Required action 1: In the USS Kinzer text, condense the paragraph beginning "Kinzer flew with Scouting Squadron 5" into a short list that keeps its main facts.
Required action 2: Update the USS Kinzer text by replacing "enlisted" with "enrolled". Give the passage starting at "USS Kinzer (APD-91), ex-DE-232, was" and ending at "dive bomber pilot.".

USS Kinzer (APD-91), ex-DE-232, was a United States Navy high-speed transport in commission from 1944 to 1946.

==Namesake==
Edward Blaine Kinzer was born on 22 August 1917 in Rock, West Virginia. He enlisted in the United States Naval Reserve on 26 February 1941, was appointed Aviation Cadet on 3 April 1941, and was commissioned as an ensign on 20 October 1941. On 12 November 1941 he was assigned to Scouting Squadron 5 on board the aircraft carrier as a Douglas SBD Dauntless dive bomber pilot.

Kinzer flew with Scouting Squadron 5 in the Battle of the Coral Sea. He contributed to the sinking or damaging of eight Japanese vessels in Tulagi Harbor on 4 May 1942 and the sinking of the Imperial Japanese Navy aircraft carrier Shōhō on 7 May 1942. On 8 May 1942, while piloting his dive bomber on anti-torpedo plane patrol during the battle, he died while engaging Japanese aircraft. He was posthumously awarded the Navy Cross.

==Construction and commissioning==
Kinzer was laid down as the USS Kinzer (DE-232) on 9 September 1943 by the Charleston Navy Yard and launched as such on 9 December 1943, sponsored by Mrs. Charles E. Kinzer, mother of the ship's namesake. The ship was reclassified as a and redesignated APD-91 on 17 July 1944. After conversion to her new role, the ship was commissioned on 11 November 1944.

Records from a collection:
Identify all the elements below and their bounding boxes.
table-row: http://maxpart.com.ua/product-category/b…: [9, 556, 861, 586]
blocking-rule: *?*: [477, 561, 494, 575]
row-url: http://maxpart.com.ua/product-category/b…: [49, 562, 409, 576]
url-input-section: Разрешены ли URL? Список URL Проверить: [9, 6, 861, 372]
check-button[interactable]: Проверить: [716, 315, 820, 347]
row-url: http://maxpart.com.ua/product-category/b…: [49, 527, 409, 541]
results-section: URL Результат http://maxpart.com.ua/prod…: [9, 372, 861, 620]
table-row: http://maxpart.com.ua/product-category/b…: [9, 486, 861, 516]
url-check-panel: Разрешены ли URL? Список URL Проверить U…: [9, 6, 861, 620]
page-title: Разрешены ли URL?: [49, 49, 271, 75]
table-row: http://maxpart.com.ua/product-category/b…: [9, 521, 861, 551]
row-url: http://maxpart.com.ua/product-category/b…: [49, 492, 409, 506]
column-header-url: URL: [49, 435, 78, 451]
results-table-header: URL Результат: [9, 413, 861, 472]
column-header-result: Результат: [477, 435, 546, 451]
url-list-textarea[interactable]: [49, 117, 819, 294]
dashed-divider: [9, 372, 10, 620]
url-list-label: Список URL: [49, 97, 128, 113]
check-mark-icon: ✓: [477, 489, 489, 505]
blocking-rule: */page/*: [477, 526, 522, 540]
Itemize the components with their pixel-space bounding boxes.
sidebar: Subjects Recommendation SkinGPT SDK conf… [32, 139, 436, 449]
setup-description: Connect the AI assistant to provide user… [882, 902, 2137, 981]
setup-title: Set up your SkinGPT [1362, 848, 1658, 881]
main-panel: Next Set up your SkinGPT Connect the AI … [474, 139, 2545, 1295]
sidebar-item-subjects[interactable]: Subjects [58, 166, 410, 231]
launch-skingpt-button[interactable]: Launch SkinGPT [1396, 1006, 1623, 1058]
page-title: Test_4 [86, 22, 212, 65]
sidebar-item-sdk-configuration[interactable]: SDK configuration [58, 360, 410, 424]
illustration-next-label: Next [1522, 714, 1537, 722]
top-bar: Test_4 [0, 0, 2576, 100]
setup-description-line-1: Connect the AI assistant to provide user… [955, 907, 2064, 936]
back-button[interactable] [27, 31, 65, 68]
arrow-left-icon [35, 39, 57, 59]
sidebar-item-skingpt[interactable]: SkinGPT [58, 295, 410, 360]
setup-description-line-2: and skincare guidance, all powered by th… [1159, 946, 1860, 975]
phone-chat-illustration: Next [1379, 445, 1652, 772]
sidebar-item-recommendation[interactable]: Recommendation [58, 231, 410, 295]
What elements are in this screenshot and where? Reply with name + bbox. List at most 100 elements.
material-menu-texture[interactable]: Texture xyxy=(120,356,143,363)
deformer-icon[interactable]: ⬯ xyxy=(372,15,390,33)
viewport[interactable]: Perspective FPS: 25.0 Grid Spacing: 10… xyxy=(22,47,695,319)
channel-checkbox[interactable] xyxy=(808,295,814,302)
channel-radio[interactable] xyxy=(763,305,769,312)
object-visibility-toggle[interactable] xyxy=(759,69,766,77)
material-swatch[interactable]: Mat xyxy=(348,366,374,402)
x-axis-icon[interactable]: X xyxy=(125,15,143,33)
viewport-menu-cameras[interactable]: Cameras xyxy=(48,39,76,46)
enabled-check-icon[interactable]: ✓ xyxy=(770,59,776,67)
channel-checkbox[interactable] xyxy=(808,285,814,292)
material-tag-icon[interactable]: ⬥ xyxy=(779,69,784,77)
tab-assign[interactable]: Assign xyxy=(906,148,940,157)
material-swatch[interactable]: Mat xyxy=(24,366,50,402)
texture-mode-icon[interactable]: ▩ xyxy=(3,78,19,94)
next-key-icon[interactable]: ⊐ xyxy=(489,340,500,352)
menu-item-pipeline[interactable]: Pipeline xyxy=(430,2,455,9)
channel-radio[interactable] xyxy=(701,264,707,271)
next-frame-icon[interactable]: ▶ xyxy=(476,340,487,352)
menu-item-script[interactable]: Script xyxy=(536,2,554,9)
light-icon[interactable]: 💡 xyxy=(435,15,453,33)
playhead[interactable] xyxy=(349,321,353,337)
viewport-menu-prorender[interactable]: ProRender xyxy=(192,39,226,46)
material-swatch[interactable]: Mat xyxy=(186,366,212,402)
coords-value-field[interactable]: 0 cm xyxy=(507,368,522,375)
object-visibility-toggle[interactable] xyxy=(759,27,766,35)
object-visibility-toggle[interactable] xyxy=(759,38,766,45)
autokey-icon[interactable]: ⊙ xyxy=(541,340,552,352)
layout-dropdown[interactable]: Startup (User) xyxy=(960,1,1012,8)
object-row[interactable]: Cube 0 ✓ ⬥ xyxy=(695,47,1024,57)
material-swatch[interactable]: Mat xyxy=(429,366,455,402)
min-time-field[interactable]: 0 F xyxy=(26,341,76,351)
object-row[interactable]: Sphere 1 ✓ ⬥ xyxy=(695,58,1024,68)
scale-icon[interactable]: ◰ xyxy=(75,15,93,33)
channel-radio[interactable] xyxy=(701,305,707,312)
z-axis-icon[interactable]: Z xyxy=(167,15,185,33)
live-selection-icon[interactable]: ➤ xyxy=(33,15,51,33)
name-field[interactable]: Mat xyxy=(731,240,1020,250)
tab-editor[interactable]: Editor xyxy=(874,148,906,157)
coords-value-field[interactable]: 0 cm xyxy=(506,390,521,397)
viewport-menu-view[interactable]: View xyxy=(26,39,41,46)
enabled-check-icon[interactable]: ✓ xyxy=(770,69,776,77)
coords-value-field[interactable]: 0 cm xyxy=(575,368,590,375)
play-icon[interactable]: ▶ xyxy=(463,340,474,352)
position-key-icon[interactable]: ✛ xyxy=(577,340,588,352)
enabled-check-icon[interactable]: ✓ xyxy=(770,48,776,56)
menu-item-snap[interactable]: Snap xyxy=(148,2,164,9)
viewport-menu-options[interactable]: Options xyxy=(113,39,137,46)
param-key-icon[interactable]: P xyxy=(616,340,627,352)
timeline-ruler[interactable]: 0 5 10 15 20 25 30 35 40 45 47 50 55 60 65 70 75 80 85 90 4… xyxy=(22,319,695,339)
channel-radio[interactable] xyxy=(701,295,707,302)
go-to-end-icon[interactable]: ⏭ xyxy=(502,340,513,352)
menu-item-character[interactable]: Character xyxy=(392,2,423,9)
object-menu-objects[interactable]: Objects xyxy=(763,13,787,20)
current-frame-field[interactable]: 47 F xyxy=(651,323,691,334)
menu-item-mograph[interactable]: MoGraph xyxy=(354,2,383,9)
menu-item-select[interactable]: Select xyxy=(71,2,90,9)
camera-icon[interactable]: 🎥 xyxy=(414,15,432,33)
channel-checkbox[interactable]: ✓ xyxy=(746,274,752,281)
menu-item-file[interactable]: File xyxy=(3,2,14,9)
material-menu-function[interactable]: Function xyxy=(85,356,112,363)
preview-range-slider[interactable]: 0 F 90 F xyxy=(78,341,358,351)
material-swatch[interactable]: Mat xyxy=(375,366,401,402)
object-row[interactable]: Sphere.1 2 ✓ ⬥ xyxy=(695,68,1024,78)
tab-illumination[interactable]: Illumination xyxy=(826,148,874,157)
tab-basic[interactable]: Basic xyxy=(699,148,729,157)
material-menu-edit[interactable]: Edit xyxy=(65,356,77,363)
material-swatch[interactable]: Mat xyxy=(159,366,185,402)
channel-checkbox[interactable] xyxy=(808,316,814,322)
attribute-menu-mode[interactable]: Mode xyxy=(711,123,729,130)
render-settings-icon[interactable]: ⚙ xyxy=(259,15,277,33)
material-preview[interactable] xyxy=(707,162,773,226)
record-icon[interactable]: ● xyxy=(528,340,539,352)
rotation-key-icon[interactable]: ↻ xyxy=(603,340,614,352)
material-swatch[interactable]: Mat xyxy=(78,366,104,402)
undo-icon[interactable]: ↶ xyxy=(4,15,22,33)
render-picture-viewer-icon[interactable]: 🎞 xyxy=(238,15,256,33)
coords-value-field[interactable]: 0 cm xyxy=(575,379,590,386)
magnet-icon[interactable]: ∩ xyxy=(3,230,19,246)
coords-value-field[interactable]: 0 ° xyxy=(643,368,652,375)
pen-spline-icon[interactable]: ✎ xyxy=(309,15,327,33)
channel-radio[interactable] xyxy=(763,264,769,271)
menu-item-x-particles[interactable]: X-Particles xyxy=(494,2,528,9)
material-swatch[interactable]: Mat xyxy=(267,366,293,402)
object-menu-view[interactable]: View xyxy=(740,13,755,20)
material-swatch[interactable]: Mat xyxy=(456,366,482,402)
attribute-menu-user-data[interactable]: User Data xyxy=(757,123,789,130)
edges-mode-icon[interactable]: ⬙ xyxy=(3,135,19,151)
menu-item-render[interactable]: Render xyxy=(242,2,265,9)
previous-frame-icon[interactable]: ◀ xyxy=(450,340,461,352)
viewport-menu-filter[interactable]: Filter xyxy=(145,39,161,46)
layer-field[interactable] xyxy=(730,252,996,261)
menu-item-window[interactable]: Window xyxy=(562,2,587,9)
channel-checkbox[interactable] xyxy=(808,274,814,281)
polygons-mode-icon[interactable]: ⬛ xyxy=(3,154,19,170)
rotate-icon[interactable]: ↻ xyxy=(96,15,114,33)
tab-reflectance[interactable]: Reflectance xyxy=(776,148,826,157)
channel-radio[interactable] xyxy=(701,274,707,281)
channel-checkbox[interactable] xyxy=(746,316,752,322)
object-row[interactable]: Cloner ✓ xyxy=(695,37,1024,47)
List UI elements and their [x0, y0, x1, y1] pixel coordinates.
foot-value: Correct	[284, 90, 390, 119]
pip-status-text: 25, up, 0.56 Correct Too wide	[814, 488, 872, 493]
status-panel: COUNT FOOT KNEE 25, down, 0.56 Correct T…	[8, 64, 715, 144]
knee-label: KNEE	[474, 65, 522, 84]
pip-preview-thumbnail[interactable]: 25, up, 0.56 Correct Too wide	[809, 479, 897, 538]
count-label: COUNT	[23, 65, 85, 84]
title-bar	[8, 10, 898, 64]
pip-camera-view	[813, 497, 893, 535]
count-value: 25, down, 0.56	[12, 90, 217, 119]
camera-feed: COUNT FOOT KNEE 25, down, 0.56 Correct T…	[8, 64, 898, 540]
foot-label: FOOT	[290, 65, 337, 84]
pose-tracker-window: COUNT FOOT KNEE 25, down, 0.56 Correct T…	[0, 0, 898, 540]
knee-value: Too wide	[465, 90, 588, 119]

Task output 1:
- Kinzer flew with Scouting Squadron 5 in the Battle of the Coral Sea.
- On 4 May 1942, he helped sink or damage eight Japanese vessels in Tulagi Harbor.
- On 7 May 1942, he helped sink the Japanese aircraft carrier Shōhō.
- On 8 May 1942, he died fighting Japanese aircraft while flying anti-torpedo plane patrol.
- He was posthumously awarded the Navy Cross.

Task output 2:
USS Kinzer (APD-91), ex-DE-232, was a United States Navy high-speed transport in commission from 1944 to 1946.

==Namesake==
Edward Blaine Kinzer was born on 22 August 1917 in Rock, West Virginia. He enrolled in the United States Naval Reserve on 26 February 1941, was appointed Aviation Cadet on 3 April 1941, and was commissioned as an ensign on 20 October 1941. On 12 November 1941 he was assigned to Scouting Squadron 5 on board the aircraft carrier as a Douglas SBD Dauntless dive bomber pilot.